To be done: Every record must be repeated exactly; omit any pictures they contain.

Data records
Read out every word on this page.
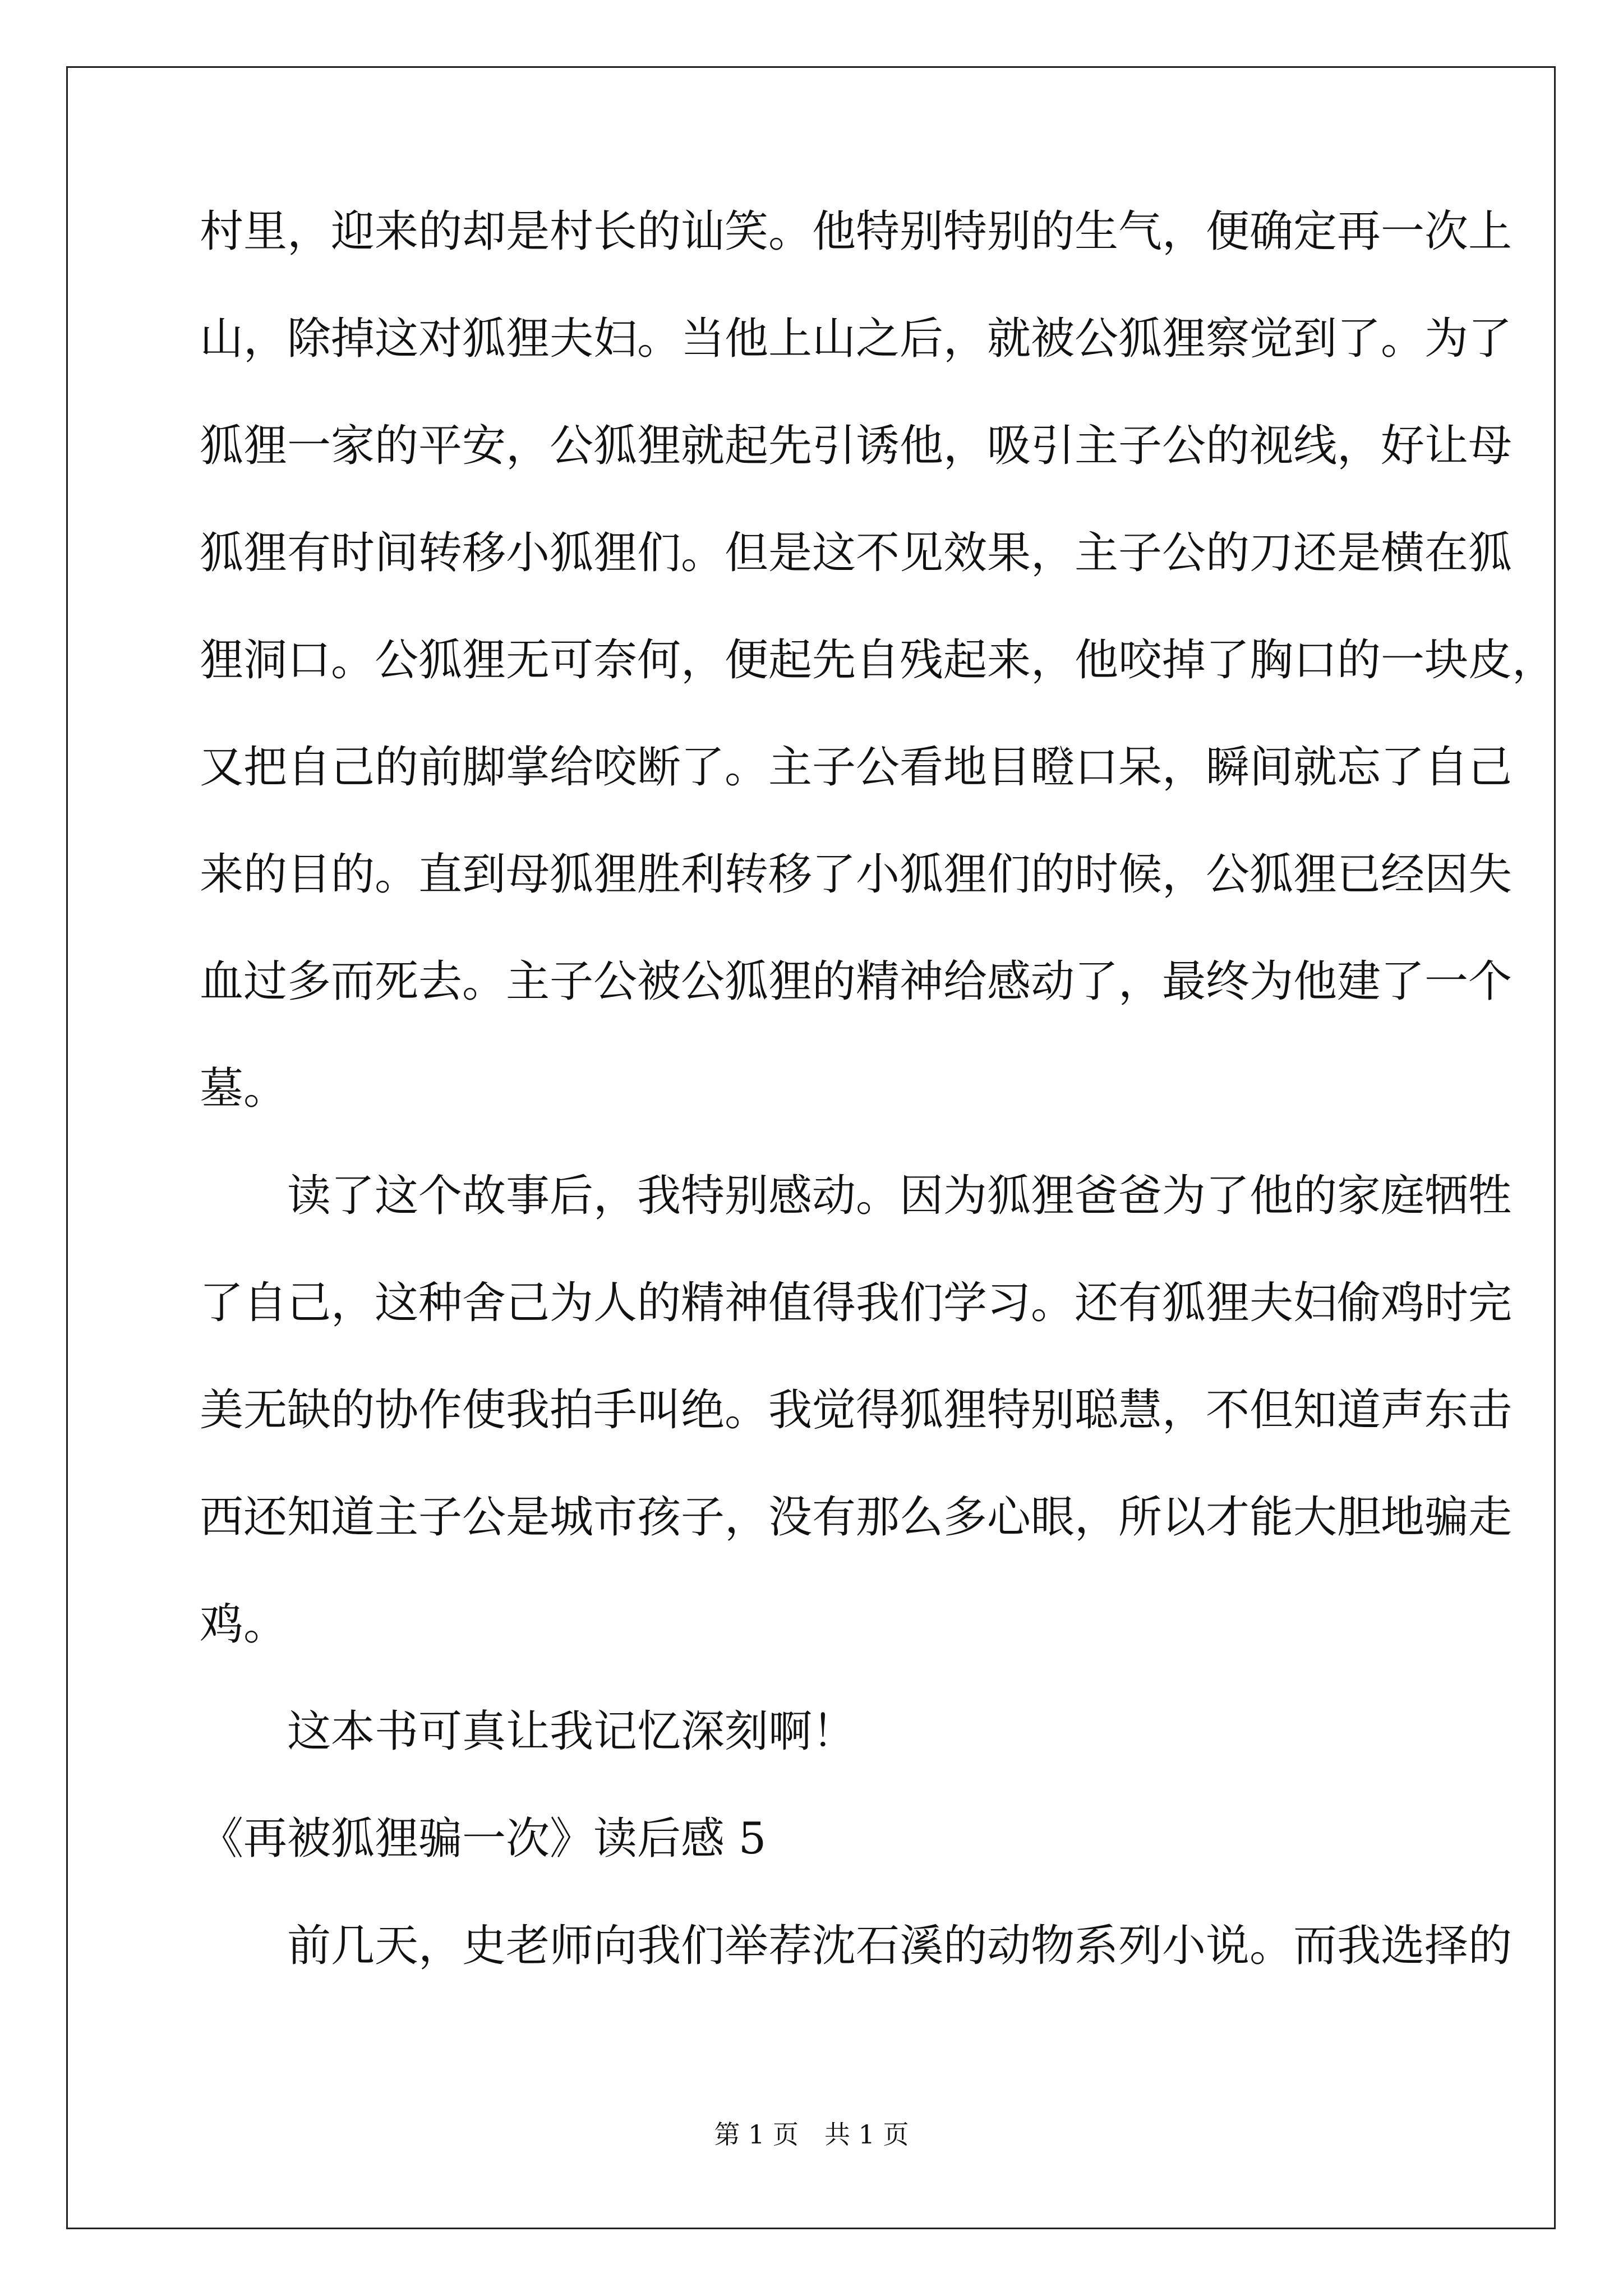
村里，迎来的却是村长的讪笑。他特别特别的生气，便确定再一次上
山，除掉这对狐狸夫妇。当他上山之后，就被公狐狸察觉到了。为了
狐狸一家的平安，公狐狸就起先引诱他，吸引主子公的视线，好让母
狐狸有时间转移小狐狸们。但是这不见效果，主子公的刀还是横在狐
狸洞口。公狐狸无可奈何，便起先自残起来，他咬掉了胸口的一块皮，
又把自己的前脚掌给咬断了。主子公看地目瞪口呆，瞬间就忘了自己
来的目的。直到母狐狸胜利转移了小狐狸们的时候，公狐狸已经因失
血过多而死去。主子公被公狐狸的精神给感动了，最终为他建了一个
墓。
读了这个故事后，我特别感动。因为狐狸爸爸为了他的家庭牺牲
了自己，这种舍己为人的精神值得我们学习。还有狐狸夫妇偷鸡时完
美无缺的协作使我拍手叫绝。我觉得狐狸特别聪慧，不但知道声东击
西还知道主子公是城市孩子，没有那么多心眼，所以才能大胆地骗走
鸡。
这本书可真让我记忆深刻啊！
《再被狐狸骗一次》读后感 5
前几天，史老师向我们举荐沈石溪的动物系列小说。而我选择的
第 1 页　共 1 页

Solution to this problem:
Read out every word on this page.
村里，迎来的却是村长的讪笑。他特别特别的生气，便确定再一次上
山，除掉这对狐狸夫妇。当他上山之后，就被公狐狸察觉到了。为了
狐狸一家的平安，公狐狸就起先引诱他，吸引主子公的视线，好让母
狐狸有时间转移小狐狸们。但是这不见效果，主子公的刀还是横在狐
狸洞口。公狐狸无可奈何，便起先自残起来，他咬掉了胸口的一块皮，
又把自己的前脚掌给咬断了。主子公看地目瞪口呆，瞬间就忘了自己
来的目的。直到母狐狸胜利转移了小狐狸们的时候，公狐狸已经因失
血过多而死去。主子公被公狐狸的精神给感动了，最终为他建了一个
墓。
读了这个故事后，我特别感动。因为狐狸爸爸为了他的家庭牺牲
了自己，这种舍己为人的精神值得我们学习。还有狐狸夫妇偷鸡时完
美无缺的协作使我拍手叫绝。我觉得狐狸特别聪慧，不但知道声东击
西还知道主子公是城市孩子，没有那么多心眼，所以才能大胆地骗走
鸡。
这本书可真让我记忆深刻啊！
《再被狐狸骗一次》读后感 5
前几天，史老师向我们举荐沈石溪的动物系列小说。而我选择的
第 1 页　共 1 页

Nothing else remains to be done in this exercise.